_RECORDS PROVIDED:_
[Start]

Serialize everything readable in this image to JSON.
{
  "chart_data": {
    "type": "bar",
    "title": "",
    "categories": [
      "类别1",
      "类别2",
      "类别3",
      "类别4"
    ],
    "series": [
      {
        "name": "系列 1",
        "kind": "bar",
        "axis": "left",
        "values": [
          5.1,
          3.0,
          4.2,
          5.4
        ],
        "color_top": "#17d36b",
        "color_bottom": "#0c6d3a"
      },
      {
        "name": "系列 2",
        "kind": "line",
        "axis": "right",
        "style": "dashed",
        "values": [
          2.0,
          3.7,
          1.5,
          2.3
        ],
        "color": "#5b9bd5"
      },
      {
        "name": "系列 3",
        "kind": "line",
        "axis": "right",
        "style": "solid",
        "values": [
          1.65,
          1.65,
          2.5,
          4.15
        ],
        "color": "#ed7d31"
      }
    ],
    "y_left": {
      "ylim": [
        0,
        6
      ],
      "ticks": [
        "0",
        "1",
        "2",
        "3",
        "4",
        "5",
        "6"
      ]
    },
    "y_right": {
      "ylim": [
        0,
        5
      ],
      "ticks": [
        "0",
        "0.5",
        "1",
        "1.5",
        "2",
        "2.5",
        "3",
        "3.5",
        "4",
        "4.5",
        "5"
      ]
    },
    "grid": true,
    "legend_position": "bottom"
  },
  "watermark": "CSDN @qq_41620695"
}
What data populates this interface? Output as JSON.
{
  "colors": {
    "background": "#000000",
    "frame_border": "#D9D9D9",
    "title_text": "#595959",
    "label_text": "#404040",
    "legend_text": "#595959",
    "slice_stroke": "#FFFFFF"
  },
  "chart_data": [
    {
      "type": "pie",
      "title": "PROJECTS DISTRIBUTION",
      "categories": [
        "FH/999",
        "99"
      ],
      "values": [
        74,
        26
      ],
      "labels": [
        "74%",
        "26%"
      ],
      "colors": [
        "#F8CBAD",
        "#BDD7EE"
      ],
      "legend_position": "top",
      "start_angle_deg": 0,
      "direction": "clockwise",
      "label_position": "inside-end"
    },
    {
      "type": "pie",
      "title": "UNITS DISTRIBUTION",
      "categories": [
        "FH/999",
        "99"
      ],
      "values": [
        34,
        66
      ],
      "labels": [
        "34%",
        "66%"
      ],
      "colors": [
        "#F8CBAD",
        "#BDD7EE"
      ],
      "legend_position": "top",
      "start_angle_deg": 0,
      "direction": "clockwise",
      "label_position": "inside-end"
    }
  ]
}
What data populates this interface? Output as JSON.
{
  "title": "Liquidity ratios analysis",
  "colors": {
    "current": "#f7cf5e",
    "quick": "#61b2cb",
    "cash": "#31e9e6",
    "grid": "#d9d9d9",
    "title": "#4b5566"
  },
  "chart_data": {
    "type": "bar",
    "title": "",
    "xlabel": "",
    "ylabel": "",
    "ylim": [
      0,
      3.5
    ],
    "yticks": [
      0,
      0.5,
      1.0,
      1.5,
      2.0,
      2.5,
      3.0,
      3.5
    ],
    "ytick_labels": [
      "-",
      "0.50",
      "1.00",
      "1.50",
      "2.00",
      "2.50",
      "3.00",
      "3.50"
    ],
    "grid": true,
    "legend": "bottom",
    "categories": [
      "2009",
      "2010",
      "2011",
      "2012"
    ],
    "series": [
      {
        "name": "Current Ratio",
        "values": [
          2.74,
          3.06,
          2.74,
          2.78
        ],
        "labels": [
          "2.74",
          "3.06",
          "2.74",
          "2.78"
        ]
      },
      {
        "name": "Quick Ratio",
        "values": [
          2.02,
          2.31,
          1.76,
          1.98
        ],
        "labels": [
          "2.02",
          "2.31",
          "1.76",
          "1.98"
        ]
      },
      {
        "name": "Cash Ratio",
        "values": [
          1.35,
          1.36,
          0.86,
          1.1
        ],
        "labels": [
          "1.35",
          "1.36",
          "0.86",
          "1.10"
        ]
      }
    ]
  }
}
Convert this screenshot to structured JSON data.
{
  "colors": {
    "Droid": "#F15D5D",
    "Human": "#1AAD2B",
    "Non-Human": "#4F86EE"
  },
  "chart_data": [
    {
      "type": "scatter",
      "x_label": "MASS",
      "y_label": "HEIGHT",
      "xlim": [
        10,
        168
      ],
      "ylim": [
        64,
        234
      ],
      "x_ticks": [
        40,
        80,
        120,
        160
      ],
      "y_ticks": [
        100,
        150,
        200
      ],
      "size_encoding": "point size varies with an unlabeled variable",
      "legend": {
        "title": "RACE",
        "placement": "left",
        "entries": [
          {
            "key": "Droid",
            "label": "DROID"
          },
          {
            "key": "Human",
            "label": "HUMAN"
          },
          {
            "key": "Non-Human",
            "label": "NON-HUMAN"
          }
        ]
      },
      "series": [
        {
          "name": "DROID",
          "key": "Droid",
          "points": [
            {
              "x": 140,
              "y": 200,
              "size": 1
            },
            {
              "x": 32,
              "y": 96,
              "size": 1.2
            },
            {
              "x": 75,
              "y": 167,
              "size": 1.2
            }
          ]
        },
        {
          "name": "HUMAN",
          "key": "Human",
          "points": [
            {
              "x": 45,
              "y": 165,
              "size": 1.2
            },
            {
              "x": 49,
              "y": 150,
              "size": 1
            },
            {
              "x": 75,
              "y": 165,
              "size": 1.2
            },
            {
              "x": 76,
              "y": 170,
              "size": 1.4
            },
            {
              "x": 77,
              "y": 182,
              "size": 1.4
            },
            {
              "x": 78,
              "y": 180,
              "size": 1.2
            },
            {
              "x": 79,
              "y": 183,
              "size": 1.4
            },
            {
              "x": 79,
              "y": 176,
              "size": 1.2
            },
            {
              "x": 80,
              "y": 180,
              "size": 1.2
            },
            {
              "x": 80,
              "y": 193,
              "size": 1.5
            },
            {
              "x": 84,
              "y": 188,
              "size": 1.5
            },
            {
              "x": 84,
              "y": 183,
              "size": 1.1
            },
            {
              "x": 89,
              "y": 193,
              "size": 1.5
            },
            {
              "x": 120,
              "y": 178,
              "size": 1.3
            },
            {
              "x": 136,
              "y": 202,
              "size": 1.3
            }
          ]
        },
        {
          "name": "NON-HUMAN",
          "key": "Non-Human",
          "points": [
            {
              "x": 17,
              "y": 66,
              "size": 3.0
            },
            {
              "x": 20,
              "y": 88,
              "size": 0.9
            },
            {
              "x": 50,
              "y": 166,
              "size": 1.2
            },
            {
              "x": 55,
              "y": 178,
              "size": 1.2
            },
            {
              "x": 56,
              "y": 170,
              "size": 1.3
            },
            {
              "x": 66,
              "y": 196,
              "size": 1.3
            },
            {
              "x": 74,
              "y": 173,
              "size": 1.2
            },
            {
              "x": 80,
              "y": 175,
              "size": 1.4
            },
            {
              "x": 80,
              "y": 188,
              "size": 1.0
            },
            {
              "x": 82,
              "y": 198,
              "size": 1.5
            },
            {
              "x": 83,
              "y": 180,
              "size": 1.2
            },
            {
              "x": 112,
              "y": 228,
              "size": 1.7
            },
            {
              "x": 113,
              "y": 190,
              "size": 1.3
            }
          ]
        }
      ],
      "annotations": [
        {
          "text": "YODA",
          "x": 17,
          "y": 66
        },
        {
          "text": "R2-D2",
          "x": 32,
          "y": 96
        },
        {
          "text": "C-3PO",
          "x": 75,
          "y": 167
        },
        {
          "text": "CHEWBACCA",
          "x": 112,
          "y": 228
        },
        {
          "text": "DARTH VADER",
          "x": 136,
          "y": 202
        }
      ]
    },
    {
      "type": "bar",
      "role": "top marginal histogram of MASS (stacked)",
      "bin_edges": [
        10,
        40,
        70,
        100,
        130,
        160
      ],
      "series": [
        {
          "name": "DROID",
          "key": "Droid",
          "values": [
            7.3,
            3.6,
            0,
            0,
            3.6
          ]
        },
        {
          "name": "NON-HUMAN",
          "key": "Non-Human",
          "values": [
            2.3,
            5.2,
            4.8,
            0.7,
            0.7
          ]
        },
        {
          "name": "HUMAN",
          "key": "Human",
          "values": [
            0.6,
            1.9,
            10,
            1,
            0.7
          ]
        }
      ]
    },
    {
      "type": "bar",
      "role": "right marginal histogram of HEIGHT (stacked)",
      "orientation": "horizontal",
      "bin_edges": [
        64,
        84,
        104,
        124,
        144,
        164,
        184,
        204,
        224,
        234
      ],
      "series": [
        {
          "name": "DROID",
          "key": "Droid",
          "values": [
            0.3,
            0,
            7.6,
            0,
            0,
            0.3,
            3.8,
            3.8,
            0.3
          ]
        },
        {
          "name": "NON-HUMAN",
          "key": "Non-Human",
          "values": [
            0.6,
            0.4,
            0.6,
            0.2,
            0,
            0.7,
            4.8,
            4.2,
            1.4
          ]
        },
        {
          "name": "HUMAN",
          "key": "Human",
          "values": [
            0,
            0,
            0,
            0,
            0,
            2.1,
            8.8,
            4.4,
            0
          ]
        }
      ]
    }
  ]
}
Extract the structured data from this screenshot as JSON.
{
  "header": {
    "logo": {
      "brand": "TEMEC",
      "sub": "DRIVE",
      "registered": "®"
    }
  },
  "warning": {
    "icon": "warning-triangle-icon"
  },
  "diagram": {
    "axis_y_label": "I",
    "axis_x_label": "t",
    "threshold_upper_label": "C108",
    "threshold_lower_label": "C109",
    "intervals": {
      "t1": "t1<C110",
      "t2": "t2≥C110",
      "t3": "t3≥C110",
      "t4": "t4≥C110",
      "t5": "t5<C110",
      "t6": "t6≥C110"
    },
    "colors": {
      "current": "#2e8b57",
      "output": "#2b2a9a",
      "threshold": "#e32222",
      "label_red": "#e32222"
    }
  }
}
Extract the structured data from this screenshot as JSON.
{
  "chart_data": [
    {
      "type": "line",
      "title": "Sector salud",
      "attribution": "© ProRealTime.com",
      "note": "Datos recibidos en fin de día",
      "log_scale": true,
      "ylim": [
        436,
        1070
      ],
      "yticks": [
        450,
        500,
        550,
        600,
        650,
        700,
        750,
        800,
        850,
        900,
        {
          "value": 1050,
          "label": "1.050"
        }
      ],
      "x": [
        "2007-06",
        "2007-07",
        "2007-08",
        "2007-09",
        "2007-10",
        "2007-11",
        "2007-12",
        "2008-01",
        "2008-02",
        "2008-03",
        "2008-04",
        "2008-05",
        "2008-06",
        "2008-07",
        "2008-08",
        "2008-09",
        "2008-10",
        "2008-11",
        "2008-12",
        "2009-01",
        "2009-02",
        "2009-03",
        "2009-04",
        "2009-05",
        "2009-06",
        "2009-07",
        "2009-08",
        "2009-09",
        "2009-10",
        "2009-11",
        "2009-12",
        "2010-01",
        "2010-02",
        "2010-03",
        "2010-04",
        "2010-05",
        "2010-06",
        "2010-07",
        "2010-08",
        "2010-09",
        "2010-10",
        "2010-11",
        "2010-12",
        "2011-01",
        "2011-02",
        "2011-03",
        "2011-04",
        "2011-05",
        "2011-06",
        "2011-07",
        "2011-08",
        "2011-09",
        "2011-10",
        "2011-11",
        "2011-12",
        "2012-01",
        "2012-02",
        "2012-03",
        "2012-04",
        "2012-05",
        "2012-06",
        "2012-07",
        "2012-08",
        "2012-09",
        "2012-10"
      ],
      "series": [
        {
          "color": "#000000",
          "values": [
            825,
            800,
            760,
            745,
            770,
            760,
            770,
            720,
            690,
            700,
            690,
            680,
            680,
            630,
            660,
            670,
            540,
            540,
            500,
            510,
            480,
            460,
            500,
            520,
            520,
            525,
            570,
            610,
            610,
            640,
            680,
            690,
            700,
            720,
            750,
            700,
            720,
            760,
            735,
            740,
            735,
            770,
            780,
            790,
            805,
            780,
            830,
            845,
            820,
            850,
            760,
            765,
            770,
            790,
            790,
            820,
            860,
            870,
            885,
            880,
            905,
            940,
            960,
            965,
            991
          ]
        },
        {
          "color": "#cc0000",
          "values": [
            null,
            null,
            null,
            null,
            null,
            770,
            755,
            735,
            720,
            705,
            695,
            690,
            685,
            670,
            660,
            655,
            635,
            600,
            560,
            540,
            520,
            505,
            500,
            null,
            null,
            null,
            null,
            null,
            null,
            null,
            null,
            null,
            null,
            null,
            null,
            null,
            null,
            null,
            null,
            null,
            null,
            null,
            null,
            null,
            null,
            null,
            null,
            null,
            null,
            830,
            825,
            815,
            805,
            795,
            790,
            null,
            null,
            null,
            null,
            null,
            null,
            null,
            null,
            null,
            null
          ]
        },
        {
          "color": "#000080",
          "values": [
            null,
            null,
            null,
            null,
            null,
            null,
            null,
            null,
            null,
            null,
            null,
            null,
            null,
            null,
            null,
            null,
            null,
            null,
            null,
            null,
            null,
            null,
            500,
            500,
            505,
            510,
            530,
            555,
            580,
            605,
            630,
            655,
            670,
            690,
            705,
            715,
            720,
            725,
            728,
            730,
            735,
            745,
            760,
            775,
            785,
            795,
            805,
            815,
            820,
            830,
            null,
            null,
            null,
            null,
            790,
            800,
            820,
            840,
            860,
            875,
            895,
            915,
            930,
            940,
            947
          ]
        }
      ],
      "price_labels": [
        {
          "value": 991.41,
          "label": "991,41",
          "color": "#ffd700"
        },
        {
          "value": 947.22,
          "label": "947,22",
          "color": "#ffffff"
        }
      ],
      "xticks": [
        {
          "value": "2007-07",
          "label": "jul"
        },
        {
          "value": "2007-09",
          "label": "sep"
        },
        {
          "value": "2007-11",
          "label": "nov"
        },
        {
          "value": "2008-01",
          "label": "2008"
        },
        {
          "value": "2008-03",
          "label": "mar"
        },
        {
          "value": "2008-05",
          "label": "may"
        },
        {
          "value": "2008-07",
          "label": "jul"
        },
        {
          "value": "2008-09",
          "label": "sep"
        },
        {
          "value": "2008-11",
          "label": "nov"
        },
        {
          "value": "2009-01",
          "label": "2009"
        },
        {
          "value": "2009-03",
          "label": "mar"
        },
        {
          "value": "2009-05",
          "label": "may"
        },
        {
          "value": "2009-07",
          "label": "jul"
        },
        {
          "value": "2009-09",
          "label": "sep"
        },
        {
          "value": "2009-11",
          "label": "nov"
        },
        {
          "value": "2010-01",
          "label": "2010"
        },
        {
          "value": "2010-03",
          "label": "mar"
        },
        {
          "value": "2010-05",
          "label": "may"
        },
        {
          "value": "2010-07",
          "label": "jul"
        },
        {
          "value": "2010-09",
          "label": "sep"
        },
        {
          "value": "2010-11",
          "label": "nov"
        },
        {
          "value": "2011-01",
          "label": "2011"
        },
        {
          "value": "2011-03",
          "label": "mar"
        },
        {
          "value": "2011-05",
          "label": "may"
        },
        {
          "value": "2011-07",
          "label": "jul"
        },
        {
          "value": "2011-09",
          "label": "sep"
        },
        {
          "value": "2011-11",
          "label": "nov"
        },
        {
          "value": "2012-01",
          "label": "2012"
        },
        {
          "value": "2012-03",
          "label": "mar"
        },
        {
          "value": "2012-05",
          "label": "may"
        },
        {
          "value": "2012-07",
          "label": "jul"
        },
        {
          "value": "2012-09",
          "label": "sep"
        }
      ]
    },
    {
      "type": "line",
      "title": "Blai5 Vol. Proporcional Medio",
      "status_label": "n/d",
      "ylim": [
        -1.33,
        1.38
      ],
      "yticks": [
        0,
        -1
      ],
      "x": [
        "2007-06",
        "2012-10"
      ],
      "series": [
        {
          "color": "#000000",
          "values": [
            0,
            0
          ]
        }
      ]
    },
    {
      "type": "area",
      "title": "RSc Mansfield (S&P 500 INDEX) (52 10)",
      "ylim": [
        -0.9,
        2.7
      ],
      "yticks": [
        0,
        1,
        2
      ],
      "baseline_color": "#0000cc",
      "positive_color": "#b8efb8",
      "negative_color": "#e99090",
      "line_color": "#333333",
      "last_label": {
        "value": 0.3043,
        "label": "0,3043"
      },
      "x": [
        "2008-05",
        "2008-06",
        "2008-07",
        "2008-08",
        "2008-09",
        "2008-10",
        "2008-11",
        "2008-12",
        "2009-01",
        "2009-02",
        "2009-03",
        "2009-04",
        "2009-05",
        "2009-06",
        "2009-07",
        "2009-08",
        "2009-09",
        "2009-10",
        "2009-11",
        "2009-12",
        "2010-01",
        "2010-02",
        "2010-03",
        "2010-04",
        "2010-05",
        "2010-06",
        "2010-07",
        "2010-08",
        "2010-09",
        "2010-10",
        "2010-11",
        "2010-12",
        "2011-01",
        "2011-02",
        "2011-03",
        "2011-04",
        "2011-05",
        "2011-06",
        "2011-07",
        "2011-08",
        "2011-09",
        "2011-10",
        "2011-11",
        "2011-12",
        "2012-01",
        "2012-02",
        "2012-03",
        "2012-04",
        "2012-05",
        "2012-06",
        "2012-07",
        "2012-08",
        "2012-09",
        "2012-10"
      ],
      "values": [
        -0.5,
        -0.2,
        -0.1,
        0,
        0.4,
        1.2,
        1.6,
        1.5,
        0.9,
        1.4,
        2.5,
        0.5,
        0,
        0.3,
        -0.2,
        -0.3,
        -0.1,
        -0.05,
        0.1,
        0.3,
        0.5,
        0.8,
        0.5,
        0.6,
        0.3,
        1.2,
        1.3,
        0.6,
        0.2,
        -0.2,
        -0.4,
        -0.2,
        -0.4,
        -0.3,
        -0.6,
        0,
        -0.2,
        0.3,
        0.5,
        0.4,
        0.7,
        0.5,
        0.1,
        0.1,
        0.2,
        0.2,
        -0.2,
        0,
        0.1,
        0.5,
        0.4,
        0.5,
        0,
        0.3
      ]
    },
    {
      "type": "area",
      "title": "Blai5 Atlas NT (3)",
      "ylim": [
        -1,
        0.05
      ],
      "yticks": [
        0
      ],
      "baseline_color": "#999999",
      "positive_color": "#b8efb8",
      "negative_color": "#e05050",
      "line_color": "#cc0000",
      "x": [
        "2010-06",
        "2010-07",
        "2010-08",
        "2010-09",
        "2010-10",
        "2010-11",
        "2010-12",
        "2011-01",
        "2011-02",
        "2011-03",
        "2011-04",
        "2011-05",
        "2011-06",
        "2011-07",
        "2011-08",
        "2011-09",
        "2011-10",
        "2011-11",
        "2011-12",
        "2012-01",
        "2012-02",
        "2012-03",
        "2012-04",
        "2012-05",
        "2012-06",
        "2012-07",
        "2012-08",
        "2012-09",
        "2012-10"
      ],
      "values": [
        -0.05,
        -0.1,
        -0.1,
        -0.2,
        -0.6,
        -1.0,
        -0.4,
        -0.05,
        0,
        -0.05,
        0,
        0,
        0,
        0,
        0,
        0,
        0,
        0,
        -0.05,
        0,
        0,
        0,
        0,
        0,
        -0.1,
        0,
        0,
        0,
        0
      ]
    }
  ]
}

[End]

_WHAT IS NEEDED:_ Above are the records. Copy every line in them holding "histogram".

_TASK RESULT:_
      "role": "top marginal histogram of MASS (stacked)",
      "role": "right marginal histogram of HEIGHT (stacked)",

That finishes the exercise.